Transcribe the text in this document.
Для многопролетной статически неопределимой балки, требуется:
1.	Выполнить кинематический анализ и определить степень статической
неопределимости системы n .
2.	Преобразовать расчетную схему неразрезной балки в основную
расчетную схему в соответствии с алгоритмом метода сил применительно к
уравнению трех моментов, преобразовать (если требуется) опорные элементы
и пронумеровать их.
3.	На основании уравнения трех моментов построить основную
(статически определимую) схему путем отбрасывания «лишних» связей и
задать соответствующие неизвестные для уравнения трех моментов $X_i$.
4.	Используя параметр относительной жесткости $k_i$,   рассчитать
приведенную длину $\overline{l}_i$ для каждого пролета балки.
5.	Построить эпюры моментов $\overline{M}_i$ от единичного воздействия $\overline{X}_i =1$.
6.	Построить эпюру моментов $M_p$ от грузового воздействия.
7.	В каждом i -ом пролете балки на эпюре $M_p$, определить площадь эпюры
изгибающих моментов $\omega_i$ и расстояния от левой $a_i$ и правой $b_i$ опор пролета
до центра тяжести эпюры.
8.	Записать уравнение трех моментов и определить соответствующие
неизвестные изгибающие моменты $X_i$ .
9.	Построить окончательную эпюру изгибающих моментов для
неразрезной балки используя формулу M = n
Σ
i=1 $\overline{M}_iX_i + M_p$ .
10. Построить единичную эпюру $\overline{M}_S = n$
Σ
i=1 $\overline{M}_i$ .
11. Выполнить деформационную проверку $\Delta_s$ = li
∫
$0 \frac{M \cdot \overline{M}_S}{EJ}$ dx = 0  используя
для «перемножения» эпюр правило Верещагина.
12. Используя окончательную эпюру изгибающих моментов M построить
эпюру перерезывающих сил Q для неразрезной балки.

• _Aim_
Extract all lines from the material above that include the word "неизвестные".

• _Answer to the exercise_
задать соответствующие неизвестные для уравнения трех моментов $X_i$.
неизвестные изгибающие моменты $X_i$ .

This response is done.